What to produce |
Repeat each record exactly. Any picture gets left out.

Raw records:
----

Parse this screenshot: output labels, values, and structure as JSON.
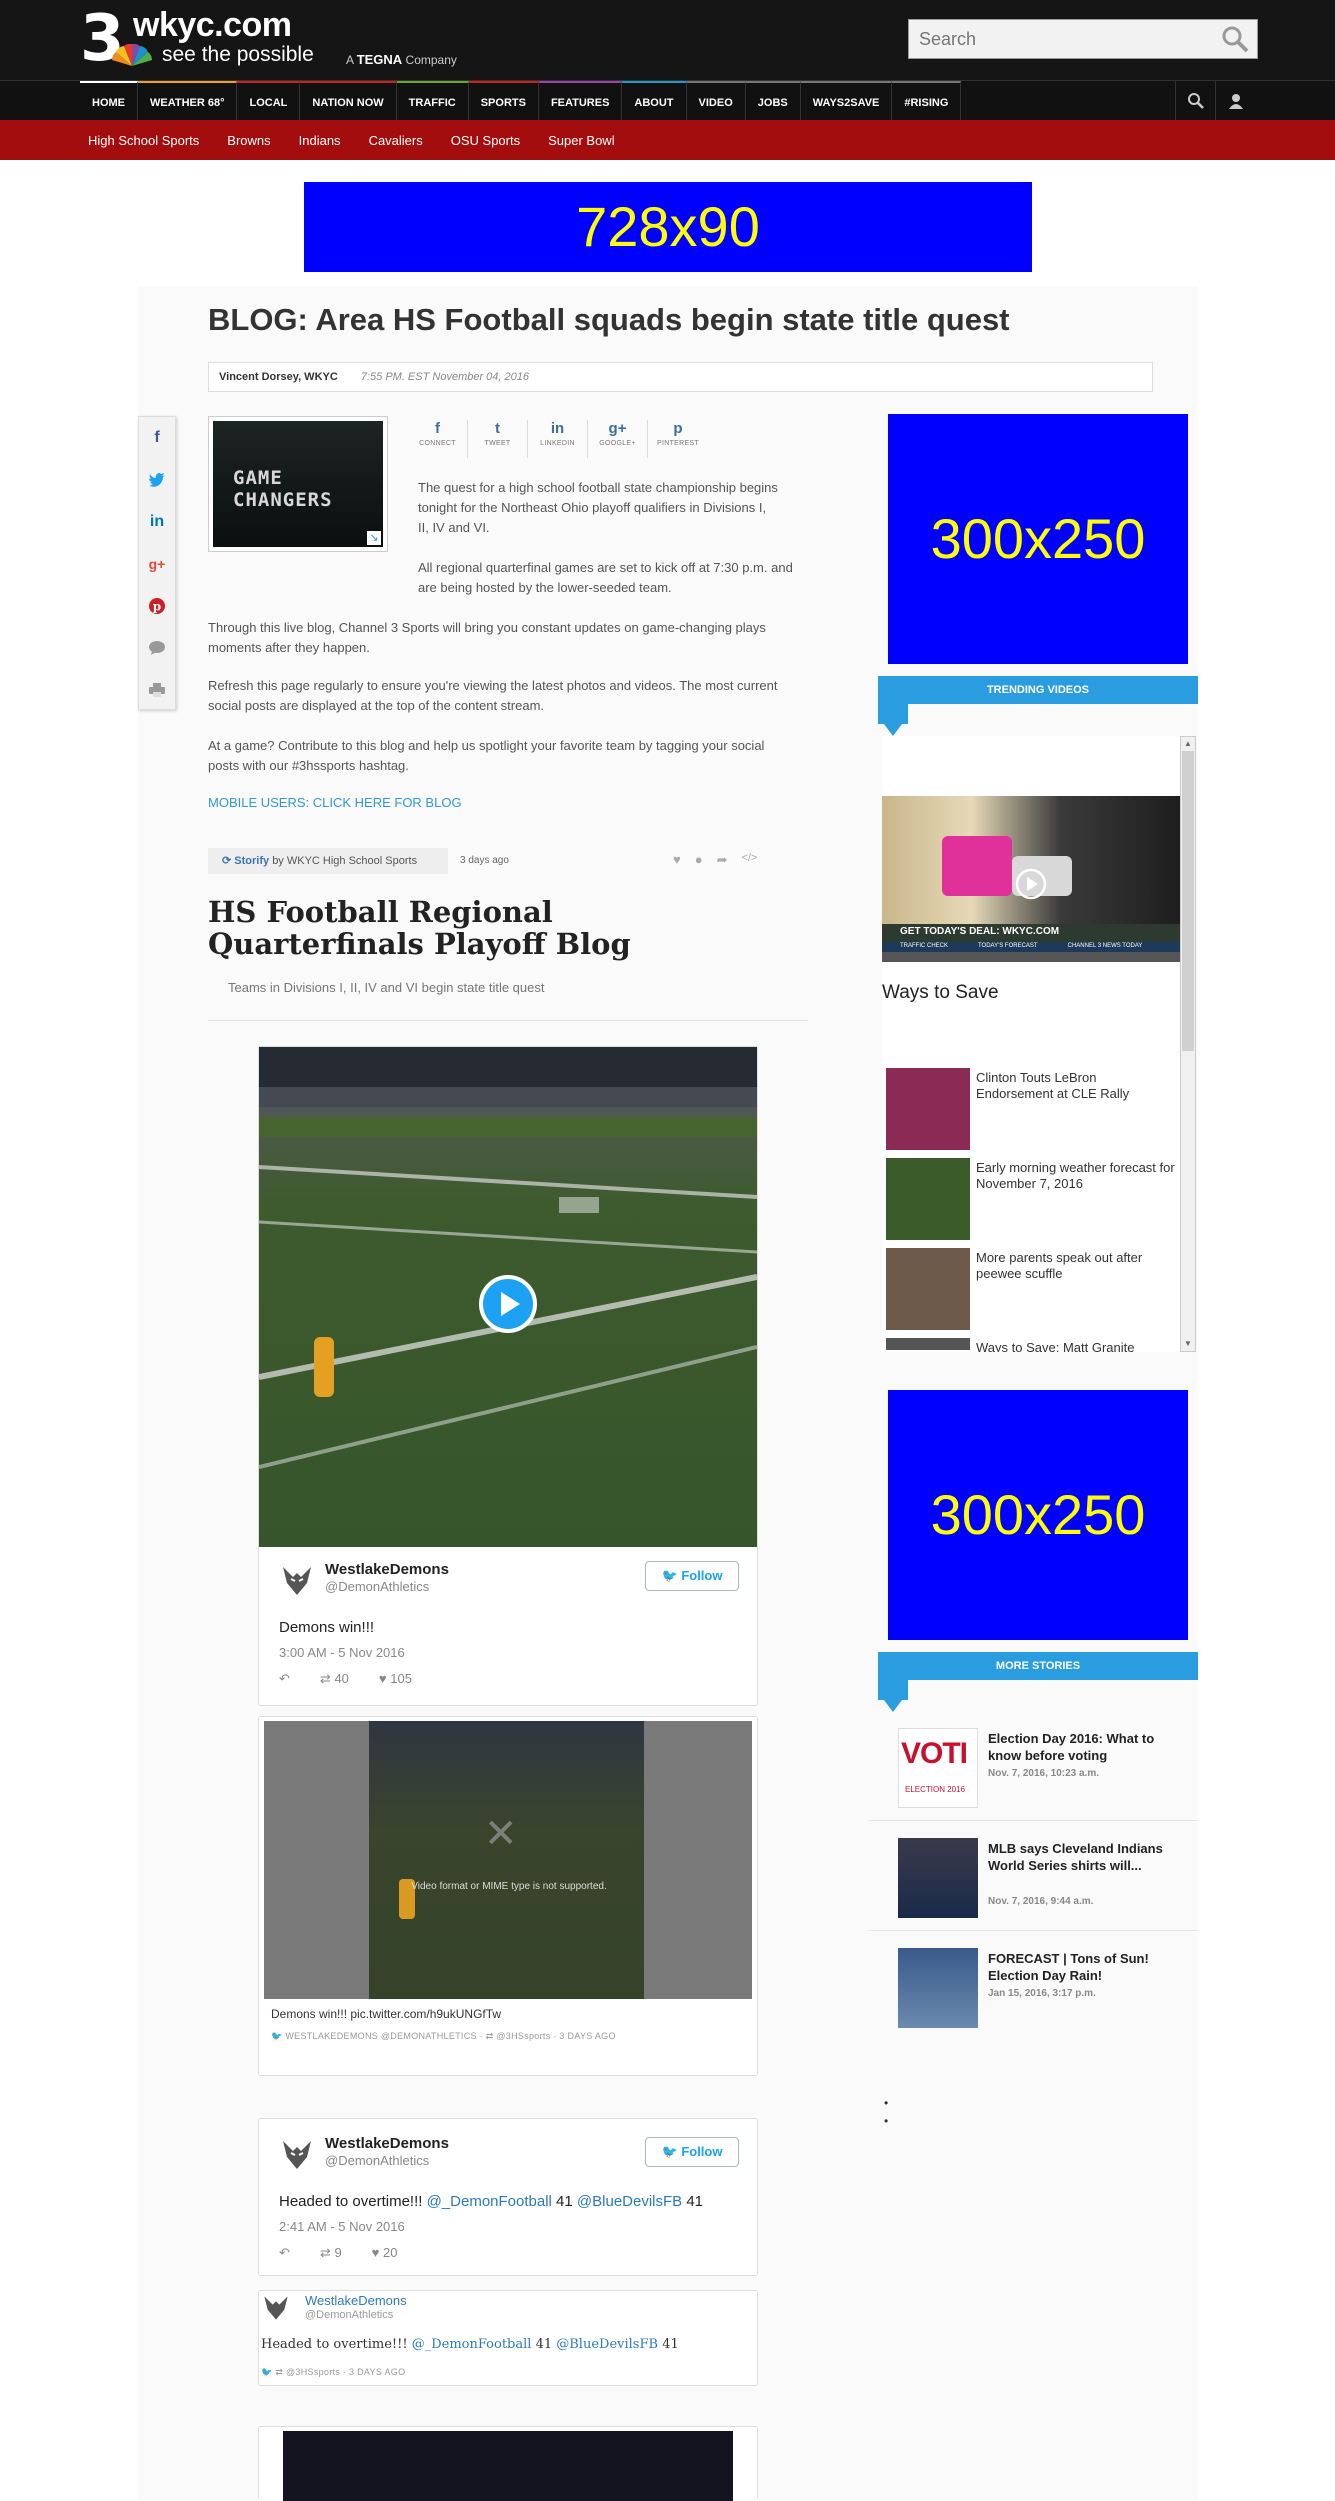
{
  "header": {
    "logo_number": "3",
    "site": "wkyc.com",
    "tagline": "see the possible",
    "tegna_prefix": "A",
    "tegna_brand": "TEGNA",
    "tegna_suffix": "Company",
    "search_placeholder": "Search"
  },
  "nav": {
    "items": [
      {
        "label": "HOME",
        "accent": "#ffffff"
      },
      {
        "label": "WEATHER 68°",
        "accent": "#f0a030"
      },
      {
        "label": "LOCAL",
        "accent": "#cc2222"
      },
      {
        "label": "NATION NOW",
        "accent": "#cc2222"
      },
      {
        "label": "TRAFFIC",
        "accent": "#66aa33"
      },
      {
        "label": "SPORTS",
        "accent": "#cc2222"
      },
      {
        "label": "FEATURES",
        "accent": "#9944aa"
      },
      {
        "label": "ABOUT",
        "accent": "#2299cc"
      },
      {
        "label": "VIDEO",
        "accent": "#777777"
      },
      {
        "label": "JOBS",
        "accent": "#777777"
      },
      {
        "label": "WAYS2SAVE",
        "accent": "#777777"
      },
      {
        "label": "#RISING",
        "accent": "#777777"
      }
    ]
  },
  "subnav": {
    "items": [
      "High School Sports",
      "Browns",
      "Indians",
      "Cavaliers",
      "OSU Sports",
      "Super Bowl"
    ]
  },
  "ads": {
    "leader": "728x90",
    "box1": "300x250",
    "box2": "300x250"
  },
  "article": {
    "title": "BLOG: Area HS Football squads begin state title quest",
    "author": "Vincent Dorsey, WKYC",
    "date": "7:55 PM. EST November 04, 2016",
    "thumb_text": "GAME CHANGERS",
    "share": [
      {
        "icon": "f",
        "label": "CONNECT"
      },
      {
        "icon": "t",
        "label": "TWEET"
      },
      {
        "icon": "in",
        "label": "LINKEDIN"
      },
      {
        "icon": "g+",
        "label": "GOOGLE+"
      },
      {
        "icon": "p",
        "label": "PINTEREST"
      }
    ],
    "p1": "The quest for a high school football state championship begins tonight for the Northeast Ohio playoff qualifiers in Divisions I, II, IV and VI.",
    "p2": "All regional quarterfinal games are set to kick off at 7:30 p.m. and are being hosted by the lower-seeded team.",
    "p3": "Through this live blog, Channel 3 Sports will bring you constant updates on game-changing plays moments after they happen.",
    "p4": "Refresh this page regularly to ensure you're viewing the latest photos and videos. The most current social posts are displayed at the top of the content stream.",
    "p5": "At a game? Contribute to this blog and help us spotlight your favorite team by tagging your social posts with our #3hssports hashtag.",
    "mobile_link": "MOBILE USERS: CLICK HERE FOR BLOG"
  },
  "storify": {
    "brand": "Storify",
    "by": "by WKYC High School Sports",
    "ago": "3 days ago",
    "title": "HS Football Regional Quarterfinals Playoff Blog",
    "subtitle": "Teams in Divisions I, II, IV and VI begin state title quest"
  },
  "tweet1": {
    "name": "WestlakeDemons",
    "handle": "@DemonAthletics",
    "follow": "Follow",
    "text": "Demons win!!!",
    "time": "3:00 AM - 5 Nov 2016",
    "retweets": "40",
    "likes": "105"
  },
  "embed1": {
    "error": "Video format or MIME type is not supported.",
    "text": "Demons win!!! pic.twitter.com/h9ukUNGfTw",
    "meta": "WESTLAKEDEMONS @DEMONATHLETICS · ⇄ @3HSsports · 3 DAYS AGO"
  },
  "tweet2": {
    "name": "WestlakeDemons",
    "handle": "@DemonAthletics",
    "follow": "Follow",
    "text_a": "Headed to overtime!!! ",
    "mention1": "@_DemonFootball",
    "text_b": " 41 ",
    "mention2": "@BlueDevilsFB",
    "text_c": " 41",
    "time": "2:41 AM - 5 Nov 2016",
    "retweets": "9",
    "likes": "20"
  },
  "embed2": {
    "name": "WestlakeDemons",
    "handle": "@DemonAthletics",
    "text_a": "Headed to overtime!!! ",
    "mention1": "@_DemonFootball",
    "text_b": " 41 ",
    "mention2": "@BlueDevilsFB",
    "text_c": " 41",
    "meta": "⇄ @3HSsports · 3 DAYS AGO"
  },
  "sidebar": {
    "trending_label": "TRENDING VIDEOS",
    "featured_caption": "GET TODAY'S DEAL: WKYC.COM",
    "featured_ticker": [
      "TRAFFIC CHECK",
      "TODAY'S FORECAST",
      "CHANNEL 3 NEWS TODAY"
    ],
    "featured_title": "Ways to Save",
    "videos": [
      {
        "title": "Clinton Touts LeBron Endorsement at CLE Rally",
        "color": "#8a2a55"
      },
      {
        "title": "Early morning weather forecast for November 7, 2016",
        "color": "#3b5a2a"
      },
      {
        "title": "More parents speak out after peewee scuffle",
        "color": "#6d5a4a"
      },
      {
        "title": "Ways to Save: Matt Granite",
        "color": "#555555"
      }
    ],
    "more_label": "MORE STORIES",
    "stories": [
      {
        "title": "Election Day 2016: What to know before voting",
        "date": "Nov. 7, 2016, 10:23 a.m.",
        "img_text": "VOTI",
        "img_sub": "ELECTION 2016"
      },
      {
        "title": "MLB says Cleveland Indians World Series shirts will...",
        "date": "Nov. 7, 2016, 9:44 a.m."
      },
      {
        "title": "FORECAST | Tons of Sun! Election Day Rain!",
        "date": "Jan 15, 2016, 3:17 p.m."
      }
    ]
  }
}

----

Complete response |
Parse this screenshot: output labels, values, and structure as JSON.
{
  "header": {
    "logo_number": "3",
    "site": "wkyc.com",
    "tagline": "see the possible",
    "tegna_prefix": "A",
    "tegna_brand": "TEGNA",
    "tegna_suffix": "Company",
    "search_placeholder": "Search"
  },
  "nav": {
    "items": [
      {
        "label": "HOME",
        "accent": "#ffffff"
      },
      {
        "label": "WEATHER 68°",
        "accent": "#f0a030"
      },
      {
        "label": "LOCAL",
        "accent": "#cc2222"
      },
      {
        "label": "NATION NOW",
        "accent": "#cc2222"
      },
      {
        "label": "TRAFFIC",
        "accent": "#66aa33"
      },
      {
        "label": "SPORTS",
        "accent": "#cc2222"
      },
      {
        "label": "FEATURES",
        "accent": "#9944aa"
      },
      {
        "label": "ABOUT",
        "accent": "#2299cc"
      },
      {
        "label": "VIDEO",
        "accent": "#777777"
      },
      {
        "label": "JOBS",
        "accent": "#777777"
      },
      {
        "label": "WAYS2SAVE",
        "accent": "#777777"
      },
      {
        "label": "#RISING",
        "accent": "#777777"
      }
    ]
  },
  "subnav": {
    "items": [
      "High School Sports",
      "Browns",
      "Indians",
      "Cavaliers",
      "OSU Sports",
      "Super Bowl"
    ]
  },
  "ads": {
    "leader": "728x90",
    "box1": "300x250",
    "box2": "300x250"
  },
  "article": {
    "title": "BLOG: Area HS Football squads begin state title quest",
    "author": "Vincent Dorsey, WKYC",
    "date": "7:55 PM. EST November 04, 2016",
    "thumb_text": "GAME CHANGERS",
    "share": [
      {
        "icon": "f",
        "label": "CONNECT"
      },
      {
        "icon": "t",
        "label": "TWEET"
      },
      {
        "icon": "in",
        "label": "LINKEDIN"
      },
      {
        "icon": "g+",
        "label": "GOOGLE+"
      },
      {
        "icon": "p",
        "label": "PINTEREST"
      }
    ],
    "p1": "The quest for a high school football state championship begins tonight for the Northeast Ohio playoff qualifiers in Divisions I, II, IV and VI.",
    "p2": "All regional quarterfinal games are set to kick off at 7:30 p.m. and are being hosted by the lower-seeded team.",
    "p3": "Through this live blog, Channel 3 Sports will bring you constant updates on game-changing plays moments after they happen.",
    "p4": "Refresh this page regularly to ensure you're viewing the latest photos and videos. The most current social posts are displayed at the top of the content stream.",
    "p5": "At a game? Contribute to this blog and help us spotlight your favorite team by tagging your social posts with our #3hssports hashtag.",
    "mobile_link": "MOBILE USERS: CLICK HERE FOR BLOG"
  },
  "storify": {
    "brand": "Storify",
    "by": "by WKYC High School Sports",
    "ago": "3 days ago",
    "title": "HS Football Regional Quarterfinals Playoff Blog",
    "subtitle": "Teams in Divisions I, II, IV and VI begin state title quest"
  },
  "tweet1": {
    "name": "WestlakeDemons",
    "handle": "@DemonAthletics",
    "follow": "Follow",
    "text": "Demons win!!!",
    "time": "3:00 AM - 5 Nov 2016",
    "retweets": "40",
    "likes": "105"
  },
  "embed1": {
    "error": "Video format or MIME type is not supported.",
    "text": "Demons win!!! pic.twitter.com/h9ukUNGfTw",
    "meta": "WESTLAKEDEMONS @DEMONATHLETICS · ⇄ @3HSsports · 3 DAYS AGO"
  },
  "tweet2": {
    "name": "WestlakeDemons",
    "handle": "@DemonAthletics",
    "follow": "Follow",
    "text_a": "Headed to overtime!!! ",
    "mention1": "@_DemonFootball",
    "text_b": " 41 ",
    "mention2": "@BlueDevilsFB",
    "text_c": " 41",
    "time": "2:41 AM - 5 Nov 2016",
    "retweets": "9",
    "likes": "20"
  },
  "embed2": {
    "name": "WestlakeDemons",
    "handle": "@DemonAthletics",
    "text_a": "Headed to overtime!!! ",
    "mention1": "@_DemonFootball",
    "text_b": " 41 ",
    "mention2": "@BlueDevilsFB",
    "text_c": " 41",
    "meta": "⇄ @3HSsports · 3 DAYS AGO"
  },
  "sidebar": {
    "trending_label": "TRENDING VIDEOS",
    "featured_caption": "GET TODAY'S DEAL: WKYC.COM",
    "featured_ticker": [
      "TRAFFIC CHECK",
      "TODAY'S FORECAST",
      "CHANNEL 3 NEWS TODAY"
    ],
    "featured_title": "Ways to Save",
    "videos": [
      {
        "title": "Clinton Touts LeBron Endorsement at CLE Rally",
        "color": "#8a2a55"
      },
      {
        "title": "Early morning weather forecast for November 7, 2016",
        "color": "#3b5a2a"
      },
      {
        "title": "More parents speak out after peewee scuffle",
        "color": "#6d5a4a"
      },
      {
        "title": "Ways to Save: Matt Granite",
        "color": "#555555"
      }
    ],
    "more_label": "MORE STORIES",
    "stories": [
      {
        "title": "Election Day 2016: What to know before voting",
        "date": "Nov. 7, 2016, 10:23 a.m.",
        "img_text": "VOTI",
        "img_sub": "ELECTION 2016"
      },
      {
        "title": "MLB says Cleveland Indians World Series shirts will...",
        "date": "Nov. 7, 2016, 9:44 a.m."
      },
      {
        "title": "FORECAST | Tons of Sun! Election Day Rain!",
        "date": "Jan 15, 2016, 3:17 p.m."
      }
    ]
  }
}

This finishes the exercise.